**WHAT YOU SHOULD DO**
Set out each line of the listing as a Markdown table with two columns, No. and Text, numbering the rows in order and skipping blank lines. Omit the pictures.
======== RECORDED INFORMATION ========
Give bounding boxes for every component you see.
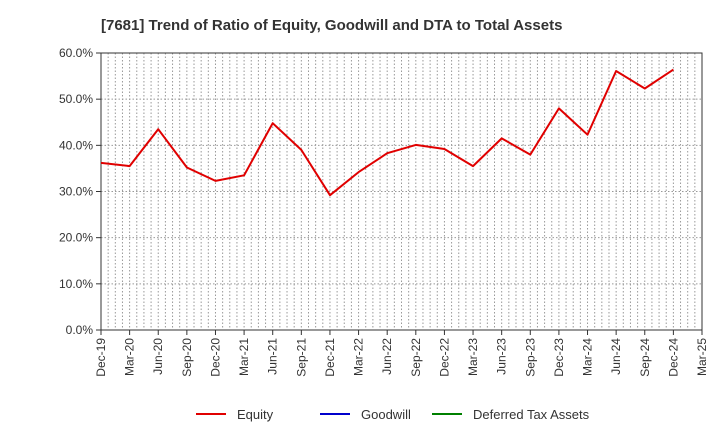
x-tick-label: Dec-21 [323, 338, 337, 377]
legend-label-equity: Equity [237, 407, 274, 422]
x-tick-label: Dec-24 [666, 338, 680, 377]
legend: Equity Goodwill Deferred Tax Assets [196, 407, 590, 422]
x-tick-label: Dec-19 [94, 338, 108, 377]
x-tick-label: Mar-25 [695, 338, 709, 376]
x-tick-label: Dec-20 [208, 338, 222, 377]
y-tick-label: 30.0% [59, 185, 93, 199]
x-tick-label: Mar-20 [123, 338, 137, 376]
x-tick-label: Mar-24 [581, 338, 595, 376]
y-axis: 0.0% 10.0% 20.0% 30.0% 40.0% 50.0% 60.0% [59, 46, 101, 337]
y-tick-label: 20.0% [59, 231, 93, 245]
y-tick-label: 60.0% [59, 46, 93, 60]
x-axis: Dec-19 Mar-20 Jun-20 Sep-20 Dec-20 Mar-21 Jun-… [94, 330, 709, 377]
y-tick-label: 10.0% [59, 277, 93, 291]
x-tick-label: Sep-23 [523, 338, 537, 377]
x-tick-label: Mar-23 [466, 338, 480, 376]
x-tick-label: Jun-23 [495, 338, 509, 375]
series-layer [100, 68, 674, 197]
series-line-equity [100, 68, 674, 197]
x-tick-label: Sep-21 [294, 338, 308, 377]
y-tick-label: 0.0% [66, 323, 94, 337]
legend-label-deferred-tax-assets: Deferred Tax Assets [473, 407, 590, 422]
chart-title: [7681] Trend of Ratio of Equity, Goodwil… [101, 17, 562, 34]
grid-lines [101, 52, 702, 331]
x-tick-label: Dec-22 [437, 338, 451, 377]
y-tick-label: 50.0% [59, 92, 93, 106]
x-tick-label: Jun-24 [609, 338, 623, 375]
y-tick-label: 40.0% [59, 138, 93, 152]
x-tick-label: Jun-22 [380, 338, 394, 375]
x-tick-label: Jun-20 [151, 338, 165, 375]
x-tick-label: Mar-22 [352, 338, 366, 376]
x-tick-label: Sep-24 [638, 338, 652, 377]
legend-label-goodwill: Goodwill [361, 407, 411, 422]
x-tick-label: Jun-21 [266, 338, 280, 375]
x-tick-label: Sep-22 [409, 338, 423, 377]
x-tick-label: Sep-20 [180, 338, 194, 377]
x-tick-label: Dec-23 [552, 338, 566, 377]
x-tick-label: Mar-21 [237, 338, 251, 376]
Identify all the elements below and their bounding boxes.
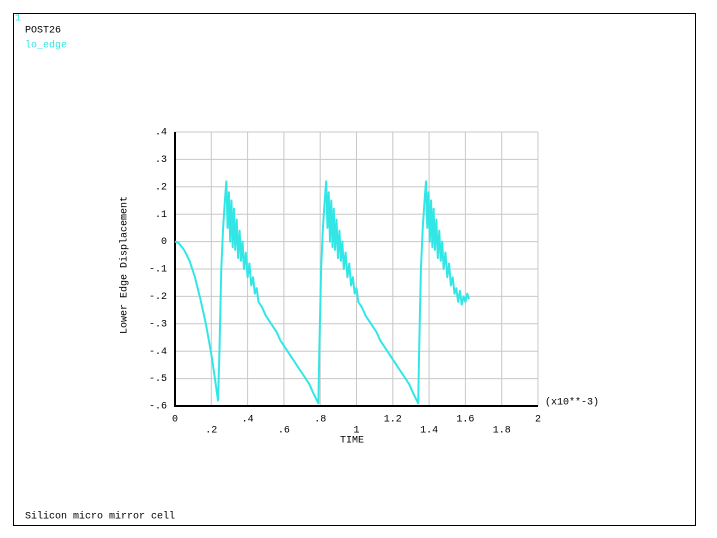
x-tick-label: .2 [205,426,217,437]
x-tick-label: .8 [314,415,326,426]
y-tick-label: -.2 [149,292,167,303]
x-tick-label: 1 [353,426,359,437]
processor-label: POST26 [25,26,61,37]
x-tick-label: 1.6 [456,415,474,426]
y-tick-label: .3 [155,155,167,166]
footer-title: Silicon micro mirror cell [25,511,175,523]
x-tick-label: 1.2 [384,415,402,426]
legend-entry: lo_edge [25,40,67,52]
y-tick-label: .2 [155,182,167,193]
x-tick-label: .6 [278,426,290,437]
x-tick-label: 1.4 [420,426,438,437]
y-axis-label: Lower Edge Displacement [119,196,131,334]
y-tick-label: .1 [155,210,167,221]
y-tick-label: -.6 [149,402,167,413]
x-tick-label: 2 [535,415,541,426]
y-tick-label: -.4 [149,347,167,358]
y-tick-label: 0 [161,237,167,248]
y-tick-label: .4 [155,128,167,139]
window-number: 1 [15,14,21,25]
data-line [174,180,470,405]
y-tick-label: -.5 [149,374,167,385]
x-tick-label: .4 [242,415,254,426]
y-tick-label: -.3 [149,319,167,330]
x-tick-label: 0 [172,415,178,426]
y-tick-label: -.1 [149,265,167,276]
x-axis-label: TIME [340,436,364,447]
frame [13,13,696,526]
x-tick-label: 1.8 [493,426,511,437]
x-unit-label: (x10**-3) [545,397,599,409]
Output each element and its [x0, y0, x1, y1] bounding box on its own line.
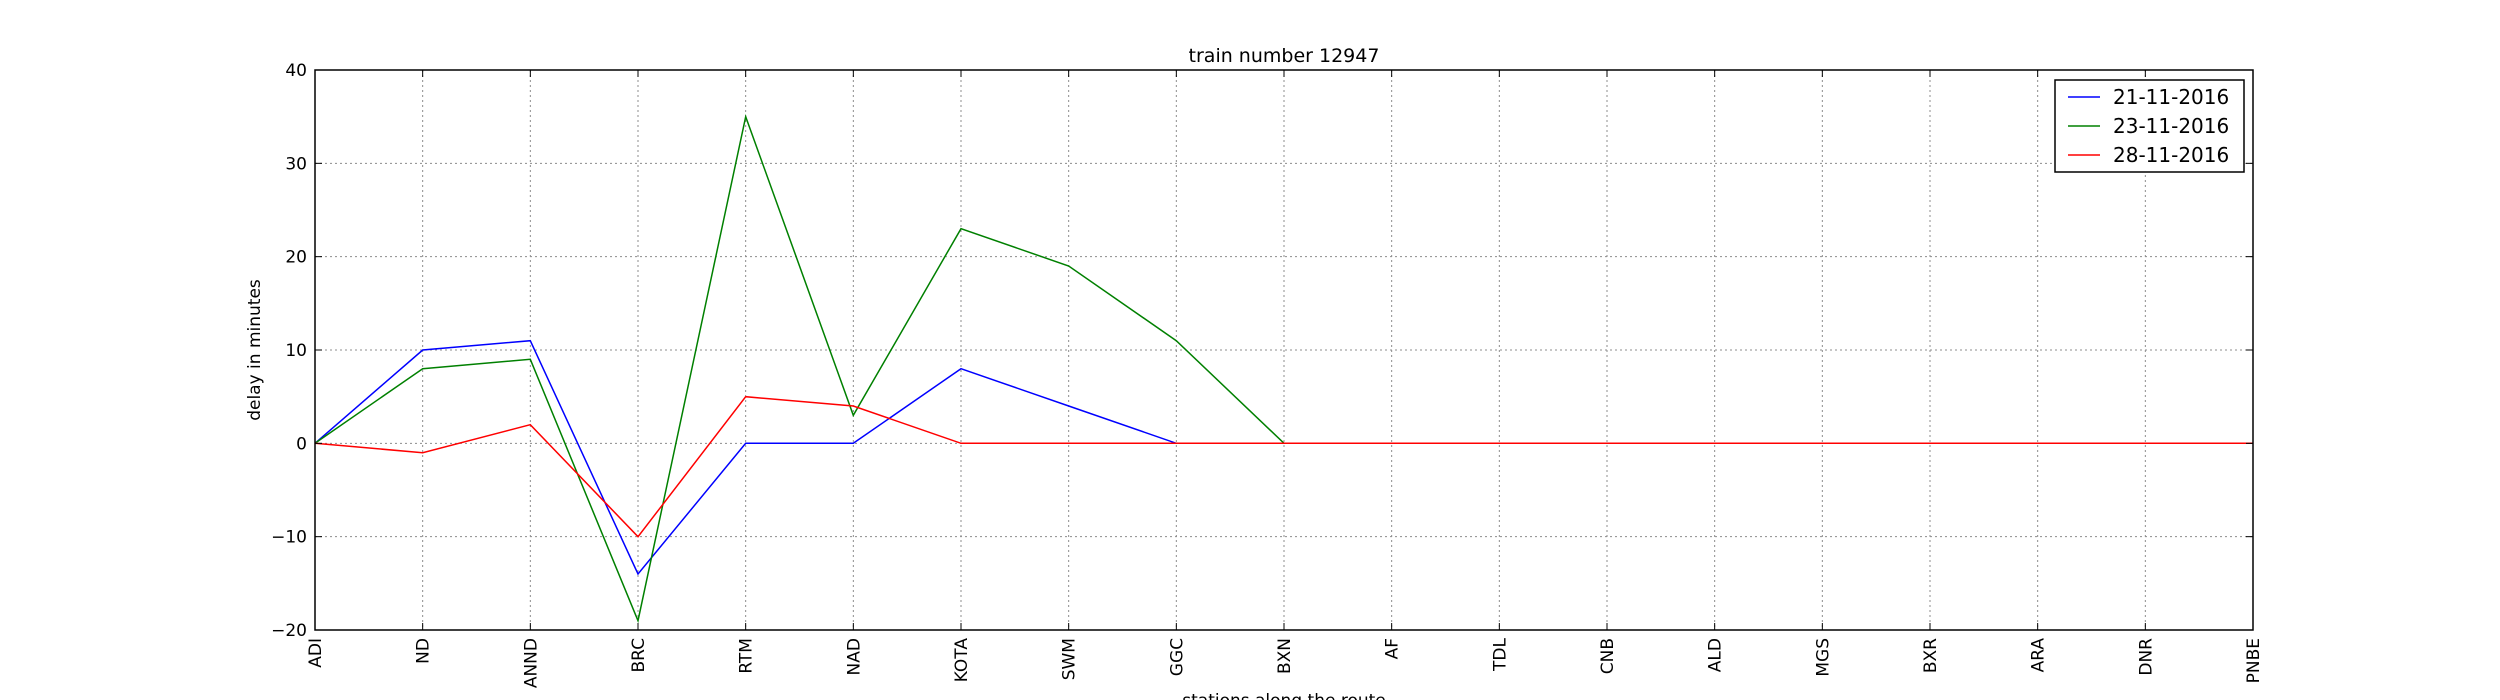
legend: 21-11-2016 23-11-2016 28-11-2016	[2054, 79, 2245, 173]
y-tick-label: −10	[271, 528, 307, 548]
x-tick-label: RTM	[737, 638, 757, 674]
y-tick-label: 0	[296, 434, 307, 454]
chart-title: train number 12947	[1189, 45, 1380, 67]
y-tick-label: 10	[285, 341, 307, 361]
legend-label: 21-11-2016	[2113, 85, 2229, 109]
tick-layer: ADI ND ANND BRC RTM NAD KOTA SWM GGC BXN AF TDL CNB A…	[271, 61, 2264, 688]
x-tick-label: NAD	[844, 638, 864, 675]
x-tick-label: ARA	[2029, 638, 2049, 673]
y-axis-label: delay in minutes	[245, 279, 265, 421]
x-tick-label: MGS	[1813, 638, 1833, 677]
x-tick-label: BRC	[629, 638, 649, 673]
x-tick-label: SWM	[1060, 638, 1080, 680]
y-tick-label: −20	[271, 621, 307, 641]
x-tick-label: CNB	[1598, 638, 1618, 674]
x-tick-label: PNBE	[2244, 638, 2264, 683]
x-tick-label: ND	[414, 638, 434, 664]
x-axis-label: stations along the route	[1182, 691, 1386, 700]
x-tick-label: ANND	[521, 638, 541, 688]
series-line-28-11-2016	[314, 395, 2253, 538]
series-layer	[314, 113, 2253, 624]
x-tick-label: BXN	[1275, 638, 1295, 674]
legend-label: 28-11-2016	[2113, 143, 2229, 167]
x-tick-label: BXR	[1921, 638, 1941, 673]
legend-label: 23-11-2016	[2113, 114, 2229, 138]
y-tick-label: 40	[285, 61, 307, 81]
x-tick-label: GGC	[1167, 638, 1187, 676]
x-tick-label: ALD	[1706, 638, 1726, 672]
y-tick-label: 20	[285, 248, 307, 268]
x-tick-label: AF	[1383, 638, 1403, 659]
grid-layer	[314, 69, 2254, 631]
y-tick-label: 30	[285, 154, 307, 174]
x-tick-label: DNR	[2136, 638, 2156, 676]
x-tick-label: TDL	[1490, 637, 1510, 671]
x-tick-label: KOTA	[952, 638, 972, 683]
x-tick-label: ADI	[306, 638, 326, 668]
========
**SOLUTION TO THE PROBLEM**
| No. | Text |
|---|---|
| 1 | Give bounding boxes for every component you see. |
| 2 | x-tick-label: Dec-21 [323, 338, 337, 377] |
| 3 | legend-label-equity: Equity [237, 407, 274, 422] |
| 4 | x-tick-label: Dec-24 [666, 338, 680, 377] |
| 5 | legend: Equity Goodwill Deferred Tax Assets [196, 407, 590, 422] |
| 6 | x-tick-label: Dec-19 [94, 338, 108, 377] |
| 7 | x-tick-label: Mar-25 [695, 338, 709, 376] |
| 8 | x-tick-label: Dec-20 [208, 338, 222, 377] |
| 9 | y-tick-label: 30.0% [59, 185, 93, 199] |
| 10 | x-tick-label: Mar-20 [123, 338, 137, 376] |
| 11 | x-tick-label: Mar-24 [581, 338, 595, 376] |
| 12 | y-axis: 0.0% 10.0% 20.0% 30.0% 40.0% 50.0% 60.0% [59, 46, 101, 337] |
| 13 | y-tick-label: 20.0% [59, 231, 93, 245] |
| 14 | y-tick-label: 60.0% [59, 46, 93, 60] |
| 15 | x-axis: Dec-19 Mar-20 Jun-20 Sep-20 Dec-20 Mar-21 Jun-… [94, 330, 709, 377] |
| 16 | y-tick-label: 10.0% [59, 277, 93, 291] |
| 17 | x-tick-label: Sep-23 [523, 338, 537, 377] |
| 18 | x-tick-label: Mar-23 [466, 338, 480, 376] |
| 19 | x-tick-label: Jun-23 [495, 338, 509, 375] |
| 20 | series-layer [100, 68, 674, 197] |
| 21 | series-line-equity [100, 68, 674, 197] |
| 22 | x-tick-label: Sep-21 [294, 338, 308, 377] |
| 23 | y-tick-label: 0.0% [66, 323, 94, 337] |
| 24 | legend-label-deferred-tax-assets: Deferred Tax Assets [473, 407, 590, 422] |
| 25 | chart-title: [7681] Trend of Ratio of Equity, Goodwil… [101, 17, 562, 34] |
| 26 | grid-lines [101, 52, 702, 331] |
| 27 | x-tick-label: Dec-22 [437, 338, 451, 377] |
| 28 | y-tick-label: 50.0% [59, 92, 93, 106] |
| 29 | x-tick-label: Jun-24 [609, 338, 623, 375] |
| 30 | y-tick-label: 40.0% [59, 138, 93, 152] |
| 31 | x-tick-label: Jun-22 [380, 338, 394, 375] |
| 32 | x-tick-label: Jun-20 [151, 338, 165, 375] |
| 33 | x-tick-label: Mar-22 [352, 338, 366, 376] |
| 34 | x-tick-label: Sep-24 [638, 338, 652, 377] |
| 35 | legend-label-goodwill: Goodwill [361, 407, 411, 422] |
| 36 | x-tick-label: Jun-21 [266, 338, 280, 375] |
| 37 | x-tick-label: Sep-22 [409, 338, 423, 377] |
| 38 | x-tick-label: Sep-20 [180, 338, 194, 377] |
| 39 | x-tick-label: Dec-23 [552, 338, 566, 377] |
| 40 | x-tick-label: Mar-21 [237, 338, 251, 376] |
| 41 | Identify all the elements below and their bounding boxes. |
| 42 | x-tick-label: .2 [205,426,217,437] |
| 43 | x-tick-label: .8 [314,415,326,426] |
| 44 | y-tick-label: -.2 [149,292,167,303] |
| 45 | x-tick-label: 1 [353,426,359,437] |
| 46 | processor-label: POST26 [25,26,61,37] |
| 47 | x-tick-label: 1.6 [456,415,474,426] |
| 48 | y-tick-label: .3 [155,155,167,166] |
| 49 | footer-title: Silicon micro mirror cell [25,511,175,523] |
| 50 | x-tick-label: 1.2 [384,415,402,426] |
| 51 | legend-entry: lo_edge [25,40,67,52] |
| 52 | y-tick-label: .2 [155,182,167,193] |
| 53 | x-tick-label: .6 [278,426,290,437] |
| 54 | x-tick-label: 1.4 [420,426,438,437] |
| 55 | y-axis-label: Lower Edge Displacement [119,196,131,334] |
| 56 | y-tick-label: .1 [155,210,167,221] |
| 57 | y-tick-label: -.6 [149,402,167,413] |
| 58 | x-tick-label: 2 [535,415,541,426] |
| 59 | y-tick-label: -.4 [149,347,167,358] |
| 60 | y-tick-label: 0 [161,237,167,248] |
| 61 | y-tick-label: .4 [155,128,167,139] |
| 62 | window-number: 1 [15,14,21,25] |
| 63 | data-line [174,180,470,405] |
| 64 | y-tick-label: -.5 [149,374,167,385] |
| 65 | x-tick-label: .4 [242,415,254,426] |
| 66 | y-tick-label: -.3 [149,319,167,330] |
| 67 | x-tick-label: 0 [172,415,178,426] |
| 68 | y-tick-label: -.1 [149,265,167,276] |
| 69 | x-axis-label: TIME [340,436,364,447] |
| 70 | frame [13,13,696,526] |
| 71 | x-tick-label: 1.8 [493,426,511,437] |
| 72 | x-unit-label: (x10**-3) [545,397,599,409] |
| 73 | Output each element and its [x0, y0, x1, y1] bounding box on its own line. |
| 74 | legend: 21-11-2016 23-11-2016 28-11-2016	[2054, 79, 2245, 173] |
| 75 | y-tick-label: −10	[271, 528, 307, 548] |
| 76 | x-tick-label: RTM	[737, 638, 757, 674] |
| 77 | y-tick-label: 0	[296, 434, 307, 454] |
| 78 | chart-title: train number 12947	[1189, 45, 1380, 67] |
| 79 | y-tick-label: 10	[285, 341, 307, 361] |
| 80 | legend-label: 21-11-2016	[2113, 85, 2229, 109] |
| 81 | tick-layer: ADI ND ANND BRC RTM NAD KOTA SWM GGC BXN AF TDL CNB A…	[271, 61, 2264, 688] |
| 82 | x-tick-label: NAD	[844, 638, 864, 675] |
| 83 | x-tick-label: ARA	[2029, 638, 2049, 673] |
| 84 | y-axis-label: delay in minutes	[245, 279, 265, 421] |
| 85 | x-tick-label: MGS	[1813, 638, 1833, 677] |
| 86 | x-tick-label: BRC	[629, 638, 649, 673] |
| 87 | x-tick-label: SWM	[1060, 638, 1080, 680] |
| 88 | y-tick-label: −20	[271, 621, 307, 641] |
| 89 | x-tick-label: CNB	[1598, 638, 1618, 674] |
| 90 | x-tick-label: PNBE	[2244, 638, 2264, 683] |
| 91 | x-tick-label: ND	[414, 638, 434, 664] |
| 92 | x-axis-label: stations along the route	[1182, 691, 1386, 700] |
| 93 | x-tick-label: ANND	[521, 638, 541, 688] |
| 94 | series-line-28-11-2016	[314, 395, 2253, 538] |
| 95 | series-layer	[314, 113, 2253, 624] |
| 96 | x-tick-label: BXN	[1275, 638, 1295, 674] |
| 97 | legend-label: 28-11-2016	[2113, 143, 2229, 167] |
| 98 | x-tick-label: BXR	[1921, 638, 1941, 673] |
| 99 | legend-label: 23-11-2016	[2113, 114, 2229, 138] |
| 100 | y-tick-label: 40	[285, 61, 307, 81] |
| 101 | x-tick-label: GGC	[1167, 638, 1187, 676] |
| 102 | x-tick-label: ALD	[1706, 638, 1726, 672] |
| 103 | y-tick-label: 20	[285, 248, 307, 268] |
| 104 | x-tick-label: AF	[1383, 638, 1403, 659] |
| 105 | grid-layer	[314, 69, 2254, 631] |
| 106 | y-tick-label: 30	[285, 154, 307, 174] |
| 107 | x-tick-label: DNR	[2136, 638, 2156, 676] |
| 108 | x-tick-label: TDL	[1490, 637, 1510, 671] |
| 109 | x-tick-label: KOTA	[952, 638, 972, 683] |
| 110 | x-tick-label: ADI	[306, 638, 326, 668] |